▸ **DESCRIPTION OF THE TASK**
Leaving out the pictures, retype all the material exactly.

▸ **PROVIDED ENTRIES**
○ ○ ○ ○

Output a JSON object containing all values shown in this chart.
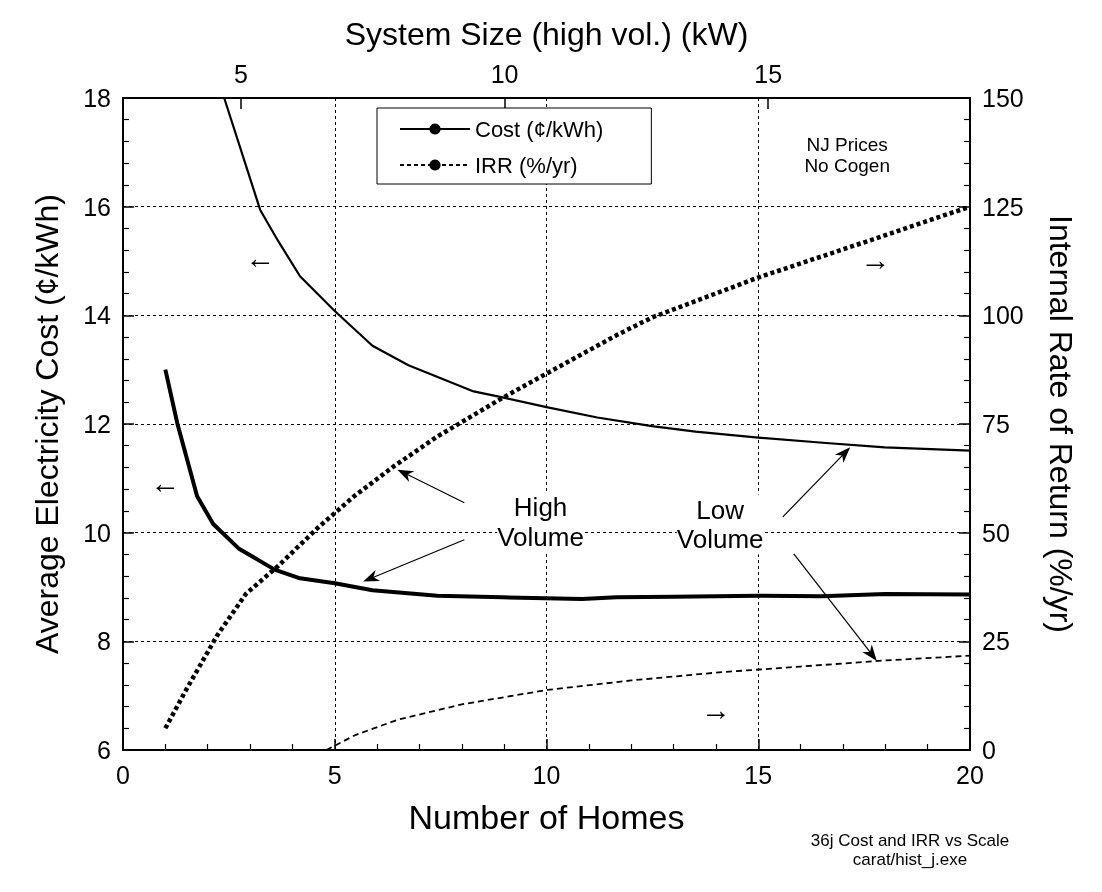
{
  "chart_data": {
    "type": "line",
    "xlabel": "Number of Homes",
    "ylabel": "Average Electricity Cost (¢/kWh)",
    "y2label": "Internal Rate of Return (%/yr)",
    "x2label": "System Size (high vol.) (kW)",
    "xlim": [
      0,
      20
    ],
    "xticks": [
      0,
      5,
      10,
      15,
      20
    ],
    "ylim": [
      6,
      18
    ],
    "yticks": [
      6,
      8,
      10,
      12,
      14,
      16,
      18
    ],
    "y2lim": [
      0,
      150
    ],
    "y2ticks": [
      0,
      25,
      50,
      75,
      100,
      125,
      150
    ],
    "x2lim": [
      2.76,
      18.83
    ],
    "x2ticks": [
      5,
      10,
      15
    ],
    "grid": true,
    "legend": "top",
    "marker": "none",
    "series": [
      {
        "name": "Cost (¢/kWh)",
        "color": "#000000",
        "line_style": "solid",
        "x": [
          1,
          1.28,
          1.75,
          2.13,
          2.73,
          3.58,
          4.18,
          5,
          5.89,
          7.42,
          8.96,
          10.84,
          11.65,
          13,
          15,
          16.5,
          18,
          20
        ],
        "values": [
          13.0,
          12.02,
          10.67,
          10.16,
          9.71,
          9.32,
          9.16,
          9.07,
          8.94,
          8.84,
          8.81,
          8.78,
          8.81,
          8.82,
          8.84,
          8.83,
          8.87,
          8.86
        ]
      },
      {
        "color": "#000000",
        "line_style": "solid",
        "x": [
          2.39,
          3.24,
          3.67,
          4.18,
          5,
          5.89,
          6.74,
          8.28,
          8.96,
          10,
          11.2,
          12.49,
          13.52,
          15,
          16.6,
          17.99,
          20
        ],
        "values": [
          18,
          15.94,
          15.36,
          14.72,
          14.08,
          13.44,
          13.08,
          12.6,
          12.49,
          12.31,
          12.12,
          11.96,
          11.86,
          11.75,
          11.65,
          11.57,
          11.51
        ]
      },
      {
        "name": "IRR (%/yr)",
        "color": "#000000",
        "line_style": "dotted",
        "axis": "y2",
        "x": [
          1,
          1.5,
          2.22,
          2.9,
          3.67,
          4.61,
          5.46,
          6.4,
          7.42,
          8.96,
          10,
          11.65,
          12.49,
          15,
          17.47,
          20
        ],
        "values": [
          5,
          14,
          26.3,
          35.9,
          42.4,
          51.2,
          58.4,
          65.3,
          72.1,
          81,
          86.6,
          95.4,
          99.5,
          108.7,
          116.7,
          125
        ]
      },
      {
        "color": "#000000",
        "line_style": "dashed",
        "axis": "y2",
        "x": [
          4.8,
          5.5,
          6.5,
          8,
          10,
          12,
          14,
          16,
          18,
          20
        ],
        "values": [
          0,
          3.5,
          7,
          10.5,
          13.8,
          16,
          17.8,
          19.2,
          20.6,
          21.7
        ]
      }
    ],
    "annotations": [
      "NJ Prices\nNo Cogen",
      "High\nVolume",
      "Low\nVolume",
      "←",
      "←",
      "→",
      "→",
      "36j Cost and IRR vs Scale\ncarat/hist_j.exe"
    ]
  }
}
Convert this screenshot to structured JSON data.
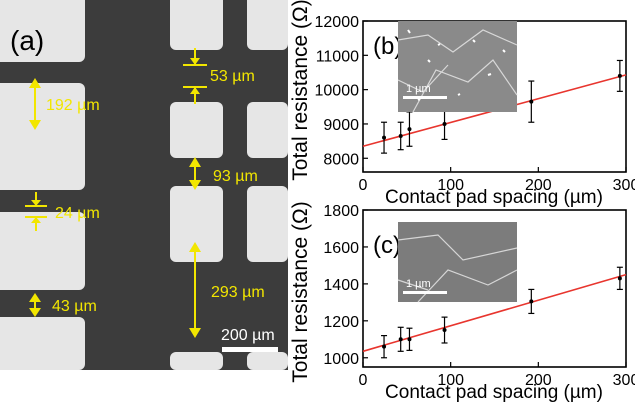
{
  "panel_a": {
    "label": "(a)",
    "annotations": [
      {
        "text": "192 µm"
      },
      {
        "text": "53 µm"
      },
      {
        "text": "93 µm"
      },
      {
        "text": "24 µm"
      },
      {
        "text": "43 µm"
      },
      {
        "text": "293 µm"
      }
    ],
    "scalebar_label": "200 µm",
    "annotation_color": "#f2e600"
  },
  "chart_data": [
    {
      "type": "scatter",
      "panel_label": "(b)",
      "xlabel": "Contact pad spacing (µm)",
      "ylabel": "Total resistance (Ω)",
      "xlim": [
        0,
        300
      ],
      "ylim": [
        7600,
        12000
      ],
      "xticks": [
        "0",
        "100",
        "200",
        "300"
      ],
      "yticks": [
        "8000",
        "9000",
        "10000",
        "11000",
        "12000"
      ],
      "ytick_values": [
        8000,
        9000,
        10000,
        11000,
        12000
      ],
      "xtick_values": [
        0,
        100,
        200,
        300
      ],
      "x": [
        24,
        43,
        53,
        93,
        192,
        293
      ],
      "y": [
        8600,
        8650,
        8850,
        9000,
        9650,
        10400
      ],
      "yerr": [
        450,
        400,
        500,
        450,
        600,
        450
      ],
      "fit": {
        "x": [
          0,
          300
        ],
        "y": [
          8350,
          10430
        ],
        "color": "#e8352e"
      },
      "inset_scalebar": "1 µm"
    },
    {
      "type": "scatter",
      "panel_label": "(c)",
      "xlabel": "Contact pad spacing (µm)",
      "ylabel": "Total resistance (Ω)",
      "xlim": [
        0,
        300
      ],
      "ylim": [
        950,
        1800
      ],
      "xticks": [
        "0",
        "100",
        "200",
        "300"
      ],
      "yticks": [
        "1000",
        "1200",
        "1400",
        "1600",
        "1800"
      ],
      "ytick_values": [
        1000,
        1200,
        1400,
        1600,
        1800
      ],
      "xtick_values": [
        0,
        100,
        200,
        300
      ],
      "x": [
        24,
        43,
        53,
        93,
        192,
        293
      ],
      "y": [
        1060,
        1100,
        1100,
        1150,
        1305,
        1430
      ],
      "yerr": [
        60,
        65,
        60,
        70,
        65,
        60
      ],
      "fit": {
        "x": [
          0,
          300
        ],
        "y": [
          1035,
          1450
        ],
        "color": "#e8352e"
      },
      "inset_scalebar": "1 µm"
    }
  ]
}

○ ○ ○ ○

▸ **TASK OUTPUT**
Output a JSON object containing all values shown in this chart.
{
  "chart_data": {
    "type": "line",
    "xlabel": "Number of Homes",
    "ylabel": "Average Electricity Cost (¢/kWh)",
    "y2label": "Internal Rate of Return (%/yr)",
    "x2label": "System Size (high vol.) (kW)",
    "xlim": [
      0,
      20
    ],
    "xticks": [
      0,
      5,
      10,
      15,
      20
    ],
    "ylim": [
      6,
      18
    ],
    "yticks": [
      6,
      8,
      10,
      12,
      14,
      16,
      18
    ],
    "y2lim": [
      0,
      150
    ],
    "y2ticks": [
      0,
      25,
      50,
      75,
      100,
      125,
      150
    ],
    "x2lim": [
      2.76,
      18.83
    ],
    "x2ticks": [
      5,
      10,
      15
    ],
    "grid": true,
    "legend": "top",
    "marker": "none",
    "series": [
      {
        "name": "Cost (¢/kWh)",
        "color": "#000000",
        "line_style": "solid",
        "x": [
          1,
          1.28,
          1.75,
          2.13,
          2.73,
          3.58,
          4.18,
          5,
          5.89,
          7.42,
          8.96,
          10.84,
          11.65,
          13,
          15,
          16.5,
          18,
          20
        ],
        "values": [
          13.0,
          12.02,
          10.67,
          10.16,
          9.71,
          9.32,
          9.16,
          9.07,
          8.94,
          8.84,
          8.81,
          8.78,
          8.81,
          8.82,
          8.84,
          8.83,
          8.87,
          8.86
        ]
      },
      {
        "color": "#000000",
        "line_style": "solid",
        "x": [
          2.39,
          3.24,
          3.67,
          4.18,
          5,
          5.89,
          6.74,
          8.28,
          8.96,
          10,
          11.2,
          12.49,
          13.52,
          15,
          16.6,
          17.99,
          20
        ],
        "values": [
          18,
          15.94,
          15.36,
          14.72,
          14.08,
          13.44,
          13.08,
          12.6,
          12.49,
          12.31,
          12.12,
          11.96,
          11.86,
          11.75,
          11.65,
          11.57,
          11.51
        ]
      },
      {
        "name": "IRR (%/yr)",
        "color": "#000000",
        "line_style": "dotted",
        "axis": "y2",
        "x": [
          1,
          1.5,
          2.22,
          2.9,
          3.67,
          4.61,
          5.46,
          6.4,
          7.42,
          8.96,
          10,
          11.65,
          12.49,
          15,
          17.47,
          20
        ],
        "values": [
          5,
          14,
          26.3,
          35.9,
          42.4,
          51.2,
          58.4,
          65.3,
          72.1,
          81,
          86.6,
          95.4,
          99.5,
          108.7,
          116.7,
          125
        ]
      },
      {
        "color": "#000000",
        "line_style": "dashed",
        "axis": "y2",
        "x": [
          4.8,
          5.5,
          6.5,
          8,
          10,
          12,
          14,
          16,
          18,
          20
        ],
        "values": [
          0,
          3.5,
          7,
          10.5,
          13.8,
          16,
          17.8,
          19.2,
          20.6,
          21.7
        ]
      }
    ],
    "annotations": [
      "NJ Prices\nNo Cogen",
      "High\nVolume",
      "Low\nVolume",
      "←",
      "←",
      "→",
      "→",
      "36j Cost and IRR vs Scale\ncarat/hist_j.exe"
    ]
  }
}
Convert this screenshot to structured JSON data.
{
  "panel_a": {
    "label": "(a)",
    "annotations": [
      {
        "text": "192 µm"
      },
      {
        "text": "53 µm"
      },
      {
        "text": "93 µm"
      },
      {
        "text": "24 µm"
      },
      {
        "text": "43 µm"
      },
      {
        "text": "293 µm"
      }
    ],
    "scalebar_label": "200 µm",
    "annotation_color": "#f2e600"
  },
  "chart_data": [
    {
      "type": "scatter",
      "panel_label": "(b)",
      "xlabel": "Contact pad spacing (µm)",
      "ylabel": "Total resistance (Ω)",
      "xlim": [
        0,
        300
      ],
      "ylim": [
        7600,
        12000
      ],
      "xticks": [
        "0",
        "100",
        "200",
        "300"
      ],
      "yticks": [
        "8000",
        "9000",
        "10000",
        "11000",
        "12000"
      ],
      "ytick_values": [
        8000,
        9000,
        10000,
        11000,
        12000
      ],
      "xtick_values": [
        0,
        100,
        200,
        300
      ],
      "x": [
        24,
        43,
        53,
        93,
        192,
        293
      ],
      "y": [
        8600,
        8650,
        8850,
        9000,
        9650,
        10400
      ],
      "yerr": [
        450,
        400,
        500,
        450,
        600,
        450
      ],
      "fit": {
        "x": [
          0,
          300
        ],
        "y": [
          8350,
          10430
        ],
        "color": "#e8352e"
      },
      "inset_scalebar": "1 µm"
    },
    {
      "type": "scatter",
      "panel_label": "(c)",
      "xlabel": "Contact pad spacing (µm)",
      "ylabel": "Total resistance (Ω)",
      "xlim": [
        0,
        300
      ],
      "ylim": [
        950,
        1800
      ],
      "xticks": [
        "0",
        "100",
        "200",
        "300"
      ],
      "yticks": [
        "1000",
        "1200",
        "1400",
        "1600",
        "1800"
      ],
      "ytick_values": [
        1000,
        1200,
        1400,
        1600,
        1800
      ],
      "xtick_values": [
        0,
        100,
        200,
        300
      ],
      "x": [
        24,
        43,
        53,
        93,
        192,
        293
      ],
      "y": [
        1060,
        1100,
        1100,
        1150,
        1305,
        1430
      ],
      "yerr": [
        60,
        65,
        60,
        70,
        65,
        60
      ],
      "fit": {
        "x": [
          0,
          300
        ],
        "y": [
          1035,
          1450
        ],
        "color": "#e8352e"
      },
      "inset_scalebar": "1 µm"
    }
  ]
}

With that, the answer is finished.